Extracts from a graphics dataset
┄┄┄┄┄┄

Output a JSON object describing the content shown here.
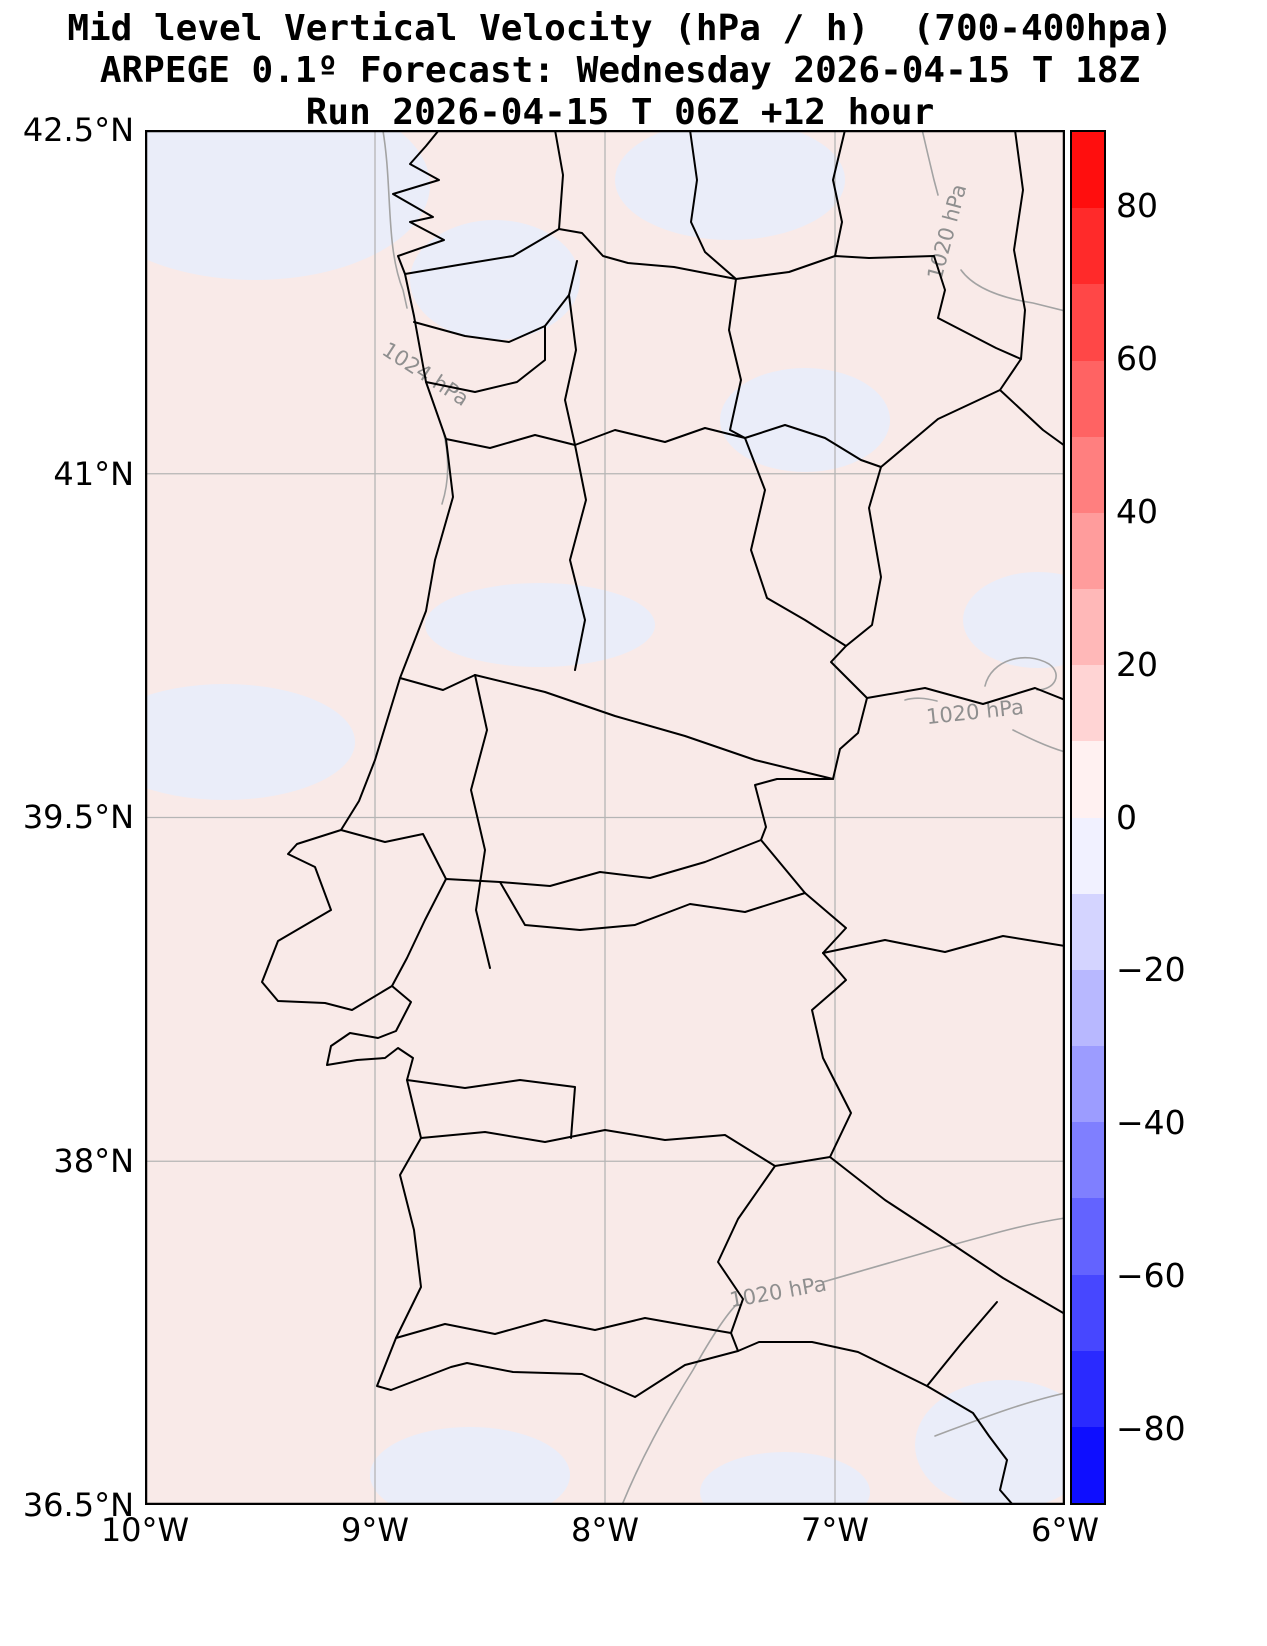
{
  "title": {
    "line1": "Mid level Vertical Velocity (hPa / h)  (700-400hpa)",
    "line2": "ARPEGE 0.1º Forecast: Wednesday 2026-04-15 T 18Z",
    "line3": "Run 2026-04-15 T 06Z +12 hour"
  },
  "axes": {
    "y_ticks": [
      "42.5°N",
      "41°N",
      "39.5°N",
      "38°N",
      "36.5°N"
    ],
    "x_ticks": [
      "10°W",
      "9°W",
      "8°W",
      "7°W",
      "6°W"
    ]
  },
  "contours": {
    "label_1024": "1024 hPa",
    "label_1020_top": "1020 hPa",
    "label_1020_mid": "1020 hPa",
    "label_1020_bottom": "1020 hPa"
  },
  "colorbar": {
    "tick_labels": [
      "80",
      "60",
      "40",
      "20",
      "0",
      "−20",
      "−40",
      "−60",
      "−80"
    ]
  },
  "chart_data": {
    "type": "heatmap",
    "title": "Mid level Vertical Velocity (hPa / h)  (700-400hpa)",
    "subtitle": "ARPEGE 0.1º Forecast: Wednesday 2026-04-15 T 18Z",
    "run_info": "Run 2026-04-15 T 06Z +12 hour",
    "model": "ARPEGE 0.1º",
    "valid_time": "Wednesday 2026-04-15 T 18Z",
    "run_time": "2026-04-15 T 06Z",
    "lead_hours": 12,
    "units": "hPa / h",
    "layer": "700-400 hPa",
    "x_axis": {
      "ticks": [
        "10°W",
        "9°W",
        "8°W",
        "7°W",
        "6°W"
      ],
      "range_deg_lon": [
        -10,
        -6
      ]
    },
    "y_axis": {
      "ticks": [
        "42.5°N",
        "41°N",
        "39.5°N",
        "38°N",
        "36.5°N"
      ],
      "range_deg_lat": [
        36.5,
        42.5
      ]
    },
    "grid": true,
    "gridlines": {
      "lon_w": [
        9,
        8,
        7
      ],
      "lat_n": [
        41,
        39.5,
        38
      ]
    },
    "colorbar": {
      "min": -90,
      "max": 90,
      "level_step": 10,
      "tick_values": [
        80,
        60,
        40,
        20,
        0,
        -20,
        -40,
        -60,
        -80
      ],
      "band_colors_top_to_bottom": [
        "#ff0e0e",
        "#ff2a2a",
        "#ff4747",
        "#ff6363",
        "#ff7f7f",
        "#ff9c9c",
        "#ffb8b8",
        "#ffd4d4",
        "#fff1f1",
        "#f1f1ff",
        "#d4d4ff",
        "#b8b8ff",
        "#9c9cff",
        "#7f7fff",
        "#6363ff",
        "#4747ff",
        "#2a2aff",
        "#0e0eff"
      ]
    },
    "map_colors": {
      "background": "#f9eae8",
      "negative_patch": "#eaedf9",
      "boundary": "#000000",
      "isobar": "#a3a3a3"
    },
    "field": {
      "dominant_band": "0 to +10 hPa/h (pale pink) over most of the domain",
      "negative_band": "0 to -10 hPa/h (pale blue patches)",
      "negative_patch_locations": [
        "northwest corner near the Galicia coast",
        "north-central near 42.3N 7.5W",
        "near 41.3N 7.2W",
        "band near 40.3N 8.2W",
        "west edge near 39.8N",
        "east edge near 40.4N",
        "south near 37.0N 8.6W",
        "south-central near 36.8N 7.2W",
        "southeast corner near 36.8N 6.3W"
      ]
    },
    "isobars": [
      {
        "label": "1024 hPa",
        "location": "northwest, near 41.6N 8.8W"
      },
      {
        "label": "1020 hPa",
        "location": "north edge, near 42.2N 6.5W"
      },
      {
        "label": "1020 hPa",
        "location": "east edge, near 39.6N 6.3W"
      },
      {
        "label": "1020 hPa",
        "location": "south, near 37.1N 7.1W"
      }
    ],
    "map": {
      "region": "Portugal and western Spain",
      "features": [
        "Atlantic coastline",
        "Portugal-Spain border",
        "district and province boundaries"
      ]
    }
  }
}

┄┄┄┄┄┄

Directions: Write out the full set of lines verbatim, without the pictures.

The result:
Output a JSON object describing the content shown here.
{
  "title": {
    "line1": "Mid level Vertical Velocity (hPa / h)  (700-400hpa)",
    "line2": "ARPEGE 0.1º Forecast: Wednesday 2026-04-15 T 18Z",
    "line3": "Run 2026-04-15 T 06Z +12 hour"
  },
  "axes": {
    "y_ticks": [
      "42.5°N",
      "41°N",
      "39.5°N",
      "38°N",
      "36.5°N"
    ],
    "x_ticks": [
      "10°W",
      "9°W",
      "8°W",
      "7°W",
      "6°W"
    ]
  },
  "contours": {
    "label_1024": "1024 hPa",
    "label_1020_top": "1020 hPa",
    "label_1020_mid": "1020 hPa",
    "label_1020_bottom": "1020 hPa"
  },
  "colorbar": {
    "tick_labels": [
      "80",
      "60",
      "40",
      "20",
      "0",
      "−20",
      "−40",
      "−60",
      "−80"
    ]
  },
  "chart_data": {
    "type": "heatmap",
    "title": "Mid level Vertical Velocity (hPa / h)  (700-400hpa)",
    "subtitle": "ARPEGE 0.1º Forecast: Wednesday 2026-04-15 T 18Z",
    "run_info": "Run 2026-04-15 T 06Z +12 hour",
    "model": "ARPEGE 0.1º",
    "valid_time": "Wednesday 2026-04-15 T 18Z",
    "run_time": "2026-04-15 T 06Z",
    "lead_hours": 12,
    "units": "hPa / h",
    "layer": "700-400 hPa",
    "x_axis": {
      "ticks": [
        "10°W",
        "9°W",
        "8°W",
        "7°W",
        "6°W"
      ],
      "range_deg_lon": [
        -10,
        -6
      ]
    },
    "y_axis": {
      "ticks": [
        "42.5°N",
        "41°N",
        "39.5°N",
        "38°N",
        "36.5°N"
      ],
      "range_deg_lat": [
        36.5,
        42.5
      ]
    },
    "grid": true,
    "gridlines": {
      "lon_w": [
        9,
        8,
        7
      ],
      "lat_n": [
        41,
        39.5,
        38
      ]
    },
    "colorbar": {
      "min": -90,
      "max": 90,
      "level_step": 10,
      "tick_values": [
        80,
        60,
        40,
        20,
        0,
        -20,
        -40,
        -60,
        -80
      ],
      "band_colors_top_to_bottom": [
        "#ff0e0e",
        "#ff2a2a",
        "#ff4747",
        "#ff6363",
        "#ff7f7f",
        "#ff9c9c",
        "#ffb8b8",
        "#ffd4d4",
        "#fff1f1",
        "#f1f1ff",
        "#d4d4ff",
        "#b8b8ff",
        "#9c9cff",
        "#7f7fff",
        "#6363ff",
        "#4747ff",
        "#2a2aff",
        "#0e0eff"
      ]
    },
    "map_colors": {
      "background": "#f9eae8",
      "negative_patch": "#eaedf9",
      "boundary": "#000000",
      "isobar": "#a3a3a3"
    },
    "field": {
      "dominant_band": "0 to +10 hPa/h (pale pink) over most of the domain",
      "negative_band": "0 to -10 hPa/h (pale blue patches)",
      "negative_patch_locations": [
        "northwest corner near the Galicia coast",
        "north-central near 42.3N 7.5W",
        "near 41.3N 7.2W",
        "band near 40.3N 8.2W",
        "west edge near 39.8N",
        "east edge near 40.4N",
        "south near 37.0N 8.6W",
        "south-central near 36.8N 7.2W",
        "southeast corner near 36.8N 6.3W"
      ]
    },
    "isobars": [
      {
        "label": "1024 hPa",
        "location": "northwest, near 41.6N 8.8W"
      },
      {
        "label": "1020 hPa",
        "location": "north edge, near 42.2N 6.5W"
      },
      {
        "label": "1020 hPa",
        "location": "east edge, near 39.6N 6.3W"
      },
      {
        "label": "1020 hPa",
        "location": "south, near 37.1N 7.1W"
      }
    ],
    "map": {
      "region": "Portugal and western Spain",
      "features": [
        "Atlantic coastline",
        "Portugal-Spain border",
        "district and province boundaries"
      ]
    }
  }
}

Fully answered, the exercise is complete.